Exercise task
Copy word for word the stretch of the records from the start through the line containing "- svg-text:Feb 2025: Feb", both ends included.

Supplied information
------
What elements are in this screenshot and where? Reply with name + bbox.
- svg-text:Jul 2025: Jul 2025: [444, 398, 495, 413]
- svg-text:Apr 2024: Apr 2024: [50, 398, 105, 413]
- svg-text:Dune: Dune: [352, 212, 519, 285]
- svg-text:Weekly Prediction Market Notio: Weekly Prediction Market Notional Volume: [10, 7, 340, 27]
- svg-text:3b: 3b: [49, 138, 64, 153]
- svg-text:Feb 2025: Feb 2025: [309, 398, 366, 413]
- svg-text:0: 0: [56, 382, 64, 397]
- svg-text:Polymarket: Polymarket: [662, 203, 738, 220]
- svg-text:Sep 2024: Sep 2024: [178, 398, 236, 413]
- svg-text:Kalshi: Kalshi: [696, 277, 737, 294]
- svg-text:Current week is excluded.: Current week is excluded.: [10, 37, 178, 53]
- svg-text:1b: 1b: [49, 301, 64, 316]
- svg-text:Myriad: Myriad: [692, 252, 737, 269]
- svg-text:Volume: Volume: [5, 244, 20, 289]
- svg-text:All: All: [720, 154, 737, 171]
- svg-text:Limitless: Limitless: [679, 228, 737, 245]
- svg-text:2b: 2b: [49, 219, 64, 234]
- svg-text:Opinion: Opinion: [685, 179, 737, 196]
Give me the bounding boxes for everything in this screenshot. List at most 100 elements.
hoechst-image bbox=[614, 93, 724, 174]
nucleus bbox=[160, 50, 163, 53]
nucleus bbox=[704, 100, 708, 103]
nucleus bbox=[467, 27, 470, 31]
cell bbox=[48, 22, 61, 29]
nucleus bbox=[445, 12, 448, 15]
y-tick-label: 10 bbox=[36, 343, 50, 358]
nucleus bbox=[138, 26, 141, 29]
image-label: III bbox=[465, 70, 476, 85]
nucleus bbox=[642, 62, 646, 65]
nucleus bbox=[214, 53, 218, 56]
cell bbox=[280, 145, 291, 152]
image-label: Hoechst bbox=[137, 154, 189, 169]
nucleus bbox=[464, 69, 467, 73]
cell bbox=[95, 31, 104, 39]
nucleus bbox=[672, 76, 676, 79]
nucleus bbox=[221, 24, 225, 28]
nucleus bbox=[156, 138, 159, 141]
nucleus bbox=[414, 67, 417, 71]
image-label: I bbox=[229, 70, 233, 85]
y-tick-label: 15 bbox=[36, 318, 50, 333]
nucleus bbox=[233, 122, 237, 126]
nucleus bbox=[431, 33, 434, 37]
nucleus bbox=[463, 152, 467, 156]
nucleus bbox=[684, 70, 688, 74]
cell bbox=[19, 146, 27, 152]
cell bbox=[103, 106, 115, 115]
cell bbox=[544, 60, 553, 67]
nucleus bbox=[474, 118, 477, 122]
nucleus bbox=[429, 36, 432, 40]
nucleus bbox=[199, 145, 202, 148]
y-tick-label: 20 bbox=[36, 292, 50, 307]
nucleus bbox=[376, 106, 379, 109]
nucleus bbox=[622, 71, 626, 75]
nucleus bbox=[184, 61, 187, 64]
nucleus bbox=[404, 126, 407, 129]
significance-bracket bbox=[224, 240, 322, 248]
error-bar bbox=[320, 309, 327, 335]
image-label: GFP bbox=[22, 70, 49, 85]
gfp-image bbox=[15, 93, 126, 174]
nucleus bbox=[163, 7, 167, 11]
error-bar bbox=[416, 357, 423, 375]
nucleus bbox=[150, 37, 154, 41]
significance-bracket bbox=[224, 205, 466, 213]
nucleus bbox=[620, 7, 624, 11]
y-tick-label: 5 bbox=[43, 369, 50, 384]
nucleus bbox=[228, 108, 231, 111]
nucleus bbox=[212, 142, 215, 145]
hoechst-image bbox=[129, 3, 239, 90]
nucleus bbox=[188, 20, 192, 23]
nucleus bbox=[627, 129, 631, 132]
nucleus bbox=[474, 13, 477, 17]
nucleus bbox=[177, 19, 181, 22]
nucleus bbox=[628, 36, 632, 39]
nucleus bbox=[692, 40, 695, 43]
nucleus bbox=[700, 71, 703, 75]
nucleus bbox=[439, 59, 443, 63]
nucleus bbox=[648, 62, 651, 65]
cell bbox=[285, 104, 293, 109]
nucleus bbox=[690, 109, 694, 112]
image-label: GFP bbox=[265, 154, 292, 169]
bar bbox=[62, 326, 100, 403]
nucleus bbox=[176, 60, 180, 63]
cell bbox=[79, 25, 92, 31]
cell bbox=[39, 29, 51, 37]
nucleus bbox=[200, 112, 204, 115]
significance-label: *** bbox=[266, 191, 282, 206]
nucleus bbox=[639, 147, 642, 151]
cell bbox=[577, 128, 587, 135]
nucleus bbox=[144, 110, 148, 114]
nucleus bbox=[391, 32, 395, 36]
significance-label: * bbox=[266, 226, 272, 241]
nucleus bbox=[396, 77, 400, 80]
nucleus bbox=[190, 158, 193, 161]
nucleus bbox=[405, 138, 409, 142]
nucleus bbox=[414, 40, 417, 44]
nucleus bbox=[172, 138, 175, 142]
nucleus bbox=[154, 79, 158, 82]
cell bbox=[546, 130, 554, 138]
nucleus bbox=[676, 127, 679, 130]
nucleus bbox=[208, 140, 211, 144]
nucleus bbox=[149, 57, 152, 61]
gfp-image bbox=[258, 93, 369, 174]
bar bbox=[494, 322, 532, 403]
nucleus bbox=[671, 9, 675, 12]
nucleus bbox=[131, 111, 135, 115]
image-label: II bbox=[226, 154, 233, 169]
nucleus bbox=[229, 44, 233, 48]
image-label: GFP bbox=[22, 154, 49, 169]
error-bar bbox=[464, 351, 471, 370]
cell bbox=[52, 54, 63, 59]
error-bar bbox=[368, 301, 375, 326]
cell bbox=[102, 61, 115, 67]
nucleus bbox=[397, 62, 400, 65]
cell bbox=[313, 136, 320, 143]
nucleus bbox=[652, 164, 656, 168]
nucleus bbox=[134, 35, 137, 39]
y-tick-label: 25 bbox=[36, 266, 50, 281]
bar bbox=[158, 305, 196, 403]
------
Solution to the exercise
What elements are in this screenshot and where? Reply with name + bbox.
- svg-text:Jul 2025: Jul 2025: [444, 398, 495, 413]
- svg-text:Apr 2024: Apr 2024: [50, 398, 105, 413]
- svg-text:Dune: Dune: [352, 212, 519, 285]
- svg-text:Weekly Prediction Market Notio: Weekly Prediction Market Notional Volume: [10, 7, 340, 27]
- svg-text:3b: 3b: [49, 138, 64, 153]
- svg-text:Feb 2025: Feb 2025: [309, 398, 366, 413]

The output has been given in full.